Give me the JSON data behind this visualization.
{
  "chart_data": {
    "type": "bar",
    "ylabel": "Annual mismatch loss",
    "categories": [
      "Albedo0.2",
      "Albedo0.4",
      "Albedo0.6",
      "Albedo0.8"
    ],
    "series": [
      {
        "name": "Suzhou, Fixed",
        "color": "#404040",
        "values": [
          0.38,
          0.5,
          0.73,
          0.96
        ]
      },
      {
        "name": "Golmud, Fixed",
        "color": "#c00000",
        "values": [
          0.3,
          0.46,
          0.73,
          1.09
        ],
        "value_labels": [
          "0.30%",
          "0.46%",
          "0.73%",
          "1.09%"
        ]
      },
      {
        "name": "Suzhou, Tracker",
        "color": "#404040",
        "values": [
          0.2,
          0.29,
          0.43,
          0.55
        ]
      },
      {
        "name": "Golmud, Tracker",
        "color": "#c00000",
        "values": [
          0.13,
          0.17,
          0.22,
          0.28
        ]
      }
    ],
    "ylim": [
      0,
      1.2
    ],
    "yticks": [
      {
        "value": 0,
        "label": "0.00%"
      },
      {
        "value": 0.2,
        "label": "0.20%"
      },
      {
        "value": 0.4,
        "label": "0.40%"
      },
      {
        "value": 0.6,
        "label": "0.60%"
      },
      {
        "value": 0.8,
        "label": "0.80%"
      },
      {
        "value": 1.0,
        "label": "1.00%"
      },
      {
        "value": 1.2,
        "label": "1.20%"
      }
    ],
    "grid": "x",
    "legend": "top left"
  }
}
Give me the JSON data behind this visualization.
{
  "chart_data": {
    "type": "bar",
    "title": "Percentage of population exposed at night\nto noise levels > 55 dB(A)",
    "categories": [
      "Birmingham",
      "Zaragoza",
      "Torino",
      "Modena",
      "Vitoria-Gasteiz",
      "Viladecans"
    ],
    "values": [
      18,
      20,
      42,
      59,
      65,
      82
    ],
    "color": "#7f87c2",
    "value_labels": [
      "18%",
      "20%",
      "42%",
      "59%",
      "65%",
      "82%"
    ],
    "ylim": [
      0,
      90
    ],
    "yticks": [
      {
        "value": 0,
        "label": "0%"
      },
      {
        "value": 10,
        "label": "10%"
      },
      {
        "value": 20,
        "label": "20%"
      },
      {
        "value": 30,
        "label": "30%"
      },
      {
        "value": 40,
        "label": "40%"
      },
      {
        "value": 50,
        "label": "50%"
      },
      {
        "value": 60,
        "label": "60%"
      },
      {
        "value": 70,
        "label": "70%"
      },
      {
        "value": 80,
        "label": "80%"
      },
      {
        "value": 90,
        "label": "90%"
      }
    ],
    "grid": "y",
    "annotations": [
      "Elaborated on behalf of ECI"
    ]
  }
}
☆ ☆ ☆ ☆
(Work to do):
Isolate the lines that hold the word "Tracker" and copy all of them.

(Result of this task):
        "name": "Suzhou, Tracker",
        "name": "Golmud, Tracker",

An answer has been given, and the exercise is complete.